# Exercise objective
Using the records provided below, locate and copy each line that contains the word "title".

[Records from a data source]
== == ==

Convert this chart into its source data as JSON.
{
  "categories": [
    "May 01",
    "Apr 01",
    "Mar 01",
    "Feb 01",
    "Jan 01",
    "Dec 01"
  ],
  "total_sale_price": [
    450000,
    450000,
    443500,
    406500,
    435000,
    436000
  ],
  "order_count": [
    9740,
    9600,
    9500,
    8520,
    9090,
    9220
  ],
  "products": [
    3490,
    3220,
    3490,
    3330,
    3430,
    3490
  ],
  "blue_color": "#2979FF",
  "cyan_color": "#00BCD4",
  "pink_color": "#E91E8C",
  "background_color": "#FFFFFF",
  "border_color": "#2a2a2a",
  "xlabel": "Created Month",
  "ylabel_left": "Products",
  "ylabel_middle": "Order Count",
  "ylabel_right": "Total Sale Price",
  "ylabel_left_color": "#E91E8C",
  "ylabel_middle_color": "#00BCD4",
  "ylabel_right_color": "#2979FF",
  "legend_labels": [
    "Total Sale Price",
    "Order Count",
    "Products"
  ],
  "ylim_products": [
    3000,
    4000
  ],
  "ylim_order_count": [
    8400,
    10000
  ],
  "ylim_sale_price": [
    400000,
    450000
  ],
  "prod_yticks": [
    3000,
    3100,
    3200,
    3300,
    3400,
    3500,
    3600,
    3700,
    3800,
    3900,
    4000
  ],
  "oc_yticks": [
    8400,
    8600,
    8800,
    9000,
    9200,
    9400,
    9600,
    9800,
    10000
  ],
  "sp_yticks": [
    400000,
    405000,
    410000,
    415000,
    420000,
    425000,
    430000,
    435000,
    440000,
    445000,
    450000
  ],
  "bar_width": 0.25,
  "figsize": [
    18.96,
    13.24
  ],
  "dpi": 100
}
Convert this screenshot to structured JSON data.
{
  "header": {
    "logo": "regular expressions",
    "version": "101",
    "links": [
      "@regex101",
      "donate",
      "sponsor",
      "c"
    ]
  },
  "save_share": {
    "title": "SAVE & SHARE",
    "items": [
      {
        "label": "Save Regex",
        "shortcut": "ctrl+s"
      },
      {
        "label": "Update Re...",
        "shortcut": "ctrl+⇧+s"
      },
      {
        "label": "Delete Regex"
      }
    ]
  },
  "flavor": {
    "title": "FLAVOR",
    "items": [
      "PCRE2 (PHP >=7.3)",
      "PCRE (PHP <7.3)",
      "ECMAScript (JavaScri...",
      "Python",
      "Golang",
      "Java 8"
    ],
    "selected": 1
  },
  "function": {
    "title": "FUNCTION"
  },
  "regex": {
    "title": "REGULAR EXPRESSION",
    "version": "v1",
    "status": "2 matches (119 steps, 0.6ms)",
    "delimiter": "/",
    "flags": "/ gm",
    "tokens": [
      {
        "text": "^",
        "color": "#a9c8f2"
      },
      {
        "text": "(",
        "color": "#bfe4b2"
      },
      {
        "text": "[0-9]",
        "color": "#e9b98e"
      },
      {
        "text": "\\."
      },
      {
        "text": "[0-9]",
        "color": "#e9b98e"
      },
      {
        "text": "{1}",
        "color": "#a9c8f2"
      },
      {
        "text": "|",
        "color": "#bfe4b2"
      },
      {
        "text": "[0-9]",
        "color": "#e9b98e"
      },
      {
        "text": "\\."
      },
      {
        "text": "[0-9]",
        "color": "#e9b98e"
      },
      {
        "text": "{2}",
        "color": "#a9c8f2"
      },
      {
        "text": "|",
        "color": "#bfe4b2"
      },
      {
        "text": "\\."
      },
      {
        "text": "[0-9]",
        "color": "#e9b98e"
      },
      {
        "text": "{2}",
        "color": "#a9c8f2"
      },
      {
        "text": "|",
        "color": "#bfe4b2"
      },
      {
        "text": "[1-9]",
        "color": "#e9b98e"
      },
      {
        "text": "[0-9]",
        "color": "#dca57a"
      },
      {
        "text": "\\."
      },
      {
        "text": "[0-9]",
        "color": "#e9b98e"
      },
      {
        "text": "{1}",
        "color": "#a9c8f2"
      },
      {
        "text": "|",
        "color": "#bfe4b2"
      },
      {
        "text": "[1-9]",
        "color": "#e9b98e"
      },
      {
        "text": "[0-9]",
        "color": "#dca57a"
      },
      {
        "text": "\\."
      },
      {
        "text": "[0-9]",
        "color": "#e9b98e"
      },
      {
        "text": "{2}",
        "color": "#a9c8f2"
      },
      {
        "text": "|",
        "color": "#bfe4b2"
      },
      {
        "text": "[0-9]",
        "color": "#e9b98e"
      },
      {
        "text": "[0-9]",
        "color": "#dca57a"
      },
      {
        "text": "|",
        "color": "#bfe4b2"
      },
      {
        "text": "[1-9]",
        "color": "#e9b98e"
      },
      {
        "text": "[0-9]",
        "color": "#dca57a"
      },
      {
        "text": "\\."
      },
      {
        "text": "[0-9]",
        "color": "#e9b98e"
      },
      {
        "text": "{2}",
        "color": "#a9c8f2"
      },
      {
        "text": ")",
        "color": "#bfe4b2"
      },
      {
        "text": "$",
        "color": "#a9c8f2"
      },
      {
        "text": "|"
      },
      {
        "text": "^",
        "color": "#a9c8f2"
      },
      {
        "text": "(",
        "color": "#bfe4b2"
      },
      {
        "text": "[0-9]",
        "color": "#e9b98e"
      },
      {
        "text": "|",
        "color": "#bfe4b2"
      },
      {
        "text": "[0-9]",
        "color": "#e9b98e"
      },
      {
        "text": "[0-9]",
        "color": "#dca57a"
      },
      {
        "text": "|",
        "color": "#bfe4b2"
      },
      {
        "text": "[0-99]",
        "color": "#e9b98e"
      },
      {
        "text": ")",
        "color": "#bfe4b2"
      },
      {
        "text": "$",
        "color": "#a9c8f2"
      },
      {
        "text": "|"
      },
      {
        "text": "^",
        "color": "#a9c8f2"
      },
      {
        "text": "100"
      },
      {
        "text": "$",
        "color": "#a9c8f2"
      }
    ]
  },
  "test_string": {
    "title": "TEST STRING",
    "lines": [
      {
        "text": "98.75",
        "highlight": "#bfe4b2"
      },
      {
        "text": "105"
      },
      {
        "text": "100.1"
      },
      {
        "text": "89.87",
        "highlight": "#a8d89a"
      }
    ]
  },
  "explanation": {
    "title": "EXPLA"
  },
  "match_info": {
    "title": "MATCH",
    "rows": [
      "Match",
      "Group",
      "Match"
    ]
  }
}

== == ==

# Complete response
    "title": "SAVE & SHARE",
    "title": "FLAVOR",
    "title": "FUNCTION"
    "title": "REGULAR EXPRESSION",
    "title": "TEST STRING",
    "title": "EXPLA"
    "title": "MATCH",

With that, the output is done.